▸ **Required action**
Where does "their" appear in the data? Return each line that holds it.

▸ **Saved data entries**
-*-*-

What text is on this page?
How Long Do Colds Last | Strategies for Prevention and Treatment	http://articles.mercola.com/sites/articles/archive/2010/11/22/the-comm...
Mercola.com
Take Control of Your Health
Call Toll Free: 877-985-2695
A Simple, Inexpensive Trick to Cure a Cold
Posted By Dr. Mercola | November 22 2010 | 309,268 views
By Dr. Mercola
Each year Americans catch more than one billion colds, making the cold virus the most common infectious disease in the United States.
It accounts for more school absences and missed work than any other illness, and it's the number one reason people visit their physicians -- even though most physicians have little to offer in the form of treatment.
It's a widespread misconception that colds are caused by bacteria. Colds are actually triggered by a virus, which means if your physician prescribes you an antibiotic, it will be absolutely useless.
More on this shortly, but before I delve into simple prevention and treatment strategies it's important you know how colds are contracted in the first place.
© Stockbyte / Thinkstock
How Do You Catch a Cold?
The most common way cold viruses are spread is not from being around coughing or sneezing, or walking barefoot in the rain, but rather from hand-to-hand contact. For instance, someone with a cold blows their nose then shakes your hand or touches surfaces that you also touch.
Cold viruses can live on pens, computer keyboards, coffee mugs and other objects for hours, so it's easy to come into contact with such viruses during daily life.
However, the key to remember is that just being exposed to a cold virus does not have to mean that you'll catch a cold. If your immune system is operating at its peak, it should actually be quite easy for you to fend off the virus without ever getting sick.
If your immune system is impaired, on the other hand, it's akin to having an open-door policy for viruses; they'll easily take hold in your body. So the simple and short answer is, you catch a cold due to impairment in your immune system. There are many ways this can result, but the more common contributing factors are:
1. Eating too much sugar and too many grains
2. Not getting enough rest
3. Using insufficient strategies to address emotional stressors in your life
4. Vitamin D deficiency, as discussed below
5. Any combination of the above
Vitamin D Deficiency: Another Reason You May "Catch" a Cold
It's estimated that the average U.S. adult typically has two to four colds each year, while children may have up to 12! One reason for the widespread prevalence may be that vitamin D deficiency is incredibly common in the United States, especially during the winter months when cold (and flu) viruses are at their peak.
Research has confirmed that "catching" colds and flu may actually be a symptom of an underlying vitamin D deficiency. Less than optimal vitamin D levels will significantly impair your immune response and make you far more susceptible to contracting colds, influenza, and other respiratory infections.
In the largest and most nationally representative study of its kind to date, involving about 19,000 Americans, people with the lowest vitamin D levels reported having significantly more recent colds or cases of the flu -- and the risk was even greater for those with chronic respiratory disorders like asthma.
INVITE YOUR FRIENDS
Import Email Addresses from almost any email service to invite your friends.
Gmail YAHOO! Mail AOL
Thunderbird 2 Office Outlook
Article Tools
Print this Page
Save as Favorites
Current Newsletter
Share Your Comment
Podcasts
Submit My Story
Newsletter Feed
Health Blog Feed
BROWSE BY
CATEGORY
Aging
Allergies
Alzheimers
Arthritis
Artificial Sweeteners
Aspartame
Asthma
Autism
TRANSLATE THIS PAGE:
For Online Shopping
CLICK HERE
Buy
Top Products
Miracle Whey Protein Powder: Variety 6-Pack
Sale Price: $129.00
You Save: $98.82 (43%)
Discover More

-*-*-

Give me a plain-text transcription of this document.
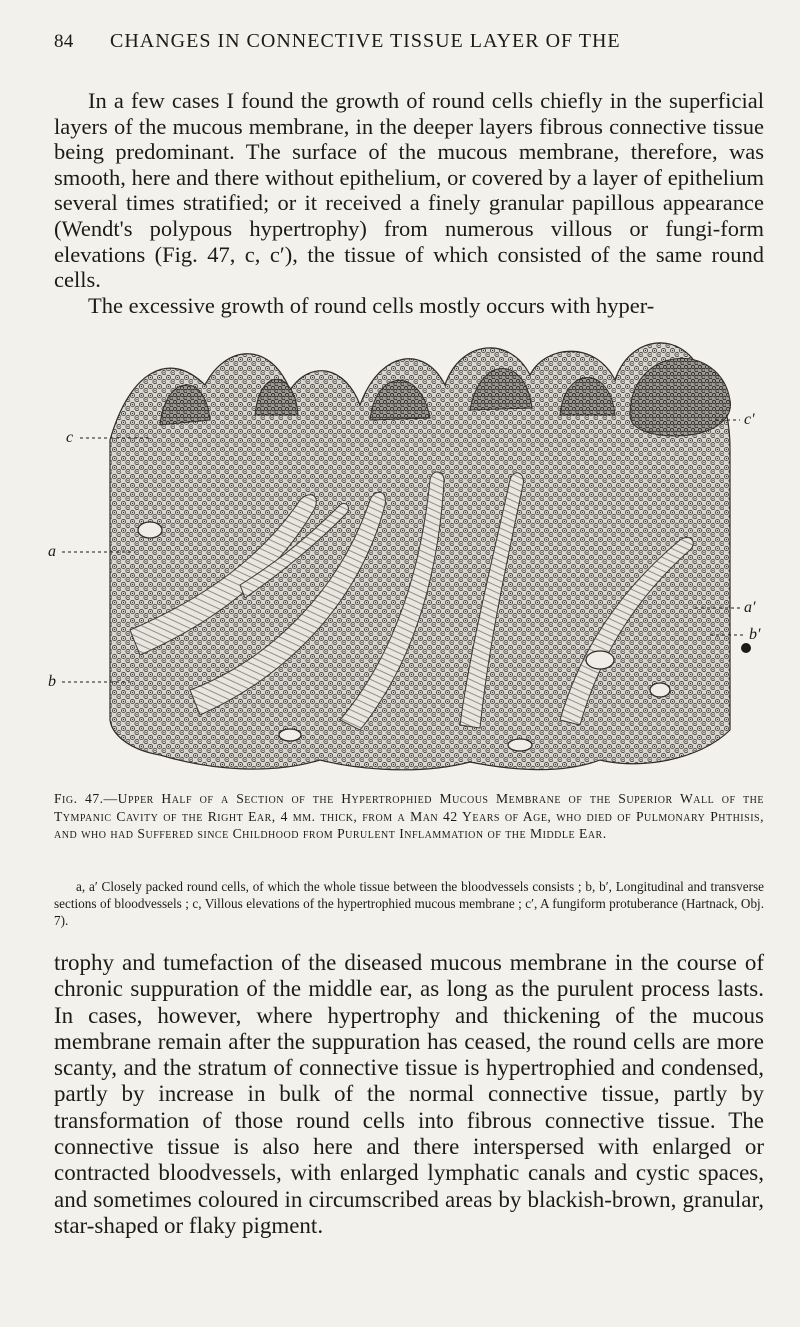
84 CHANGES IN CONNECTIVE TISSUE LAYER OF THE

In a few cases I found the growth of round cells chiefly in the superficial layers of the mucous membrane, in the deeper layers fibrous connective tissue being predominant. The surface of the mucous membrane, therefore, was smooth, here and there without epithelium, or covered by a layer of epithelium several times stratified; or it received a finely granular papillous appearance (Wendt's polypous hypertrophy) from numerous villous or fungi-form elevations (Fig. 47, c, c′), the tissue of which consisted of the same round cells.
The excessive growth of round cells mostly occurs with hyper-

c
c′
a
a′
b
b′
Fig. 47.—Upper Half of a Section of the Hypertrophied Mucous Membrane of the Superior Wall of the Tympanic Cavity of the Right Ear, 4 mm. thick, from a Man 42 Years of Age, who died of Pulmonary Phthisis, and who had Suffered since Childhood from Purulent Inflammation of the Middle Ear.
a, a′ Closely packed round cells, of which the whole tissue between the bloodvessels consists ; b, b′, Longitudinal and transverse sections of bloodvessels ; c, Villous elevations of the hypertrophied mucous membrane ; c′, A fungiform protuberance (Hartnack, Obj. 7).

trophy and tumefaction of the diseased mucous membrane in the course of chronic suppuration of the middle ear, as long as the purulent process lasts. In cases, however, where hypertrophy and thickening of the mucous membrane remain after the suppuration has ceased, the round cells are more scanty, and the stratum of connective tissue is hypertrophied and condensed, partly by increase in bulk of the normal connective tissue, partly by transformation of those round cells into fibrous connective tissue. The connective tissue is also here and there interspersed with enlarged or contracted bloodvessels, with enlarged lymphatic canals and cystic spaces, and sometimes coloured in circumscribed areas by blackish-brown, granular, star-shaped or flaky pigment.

-*-*-

▸ **Output of the task**
It accounts for more school absences and missed work than any other illness, and it's the number one reason people visit their physicians -- even though most physicians have little to offer in the form of treatment.
The most common way cold viruses are spread is not from being around coughing or sneezing, or walking barefoot in the rain, but rather from hand-to-hand contact. For instance, someone with a cold blows their nose then shakes your hand or touches surfaces that you also touch.
It's estimated that the average U.S. adult typically has two to four colds each year, while children may have up to 12! One reason for the widespread prevalence may be that vitamin D deficiency is incredibly common in the United States, especially during the winter months when cold (and flu) viruses are at their peak.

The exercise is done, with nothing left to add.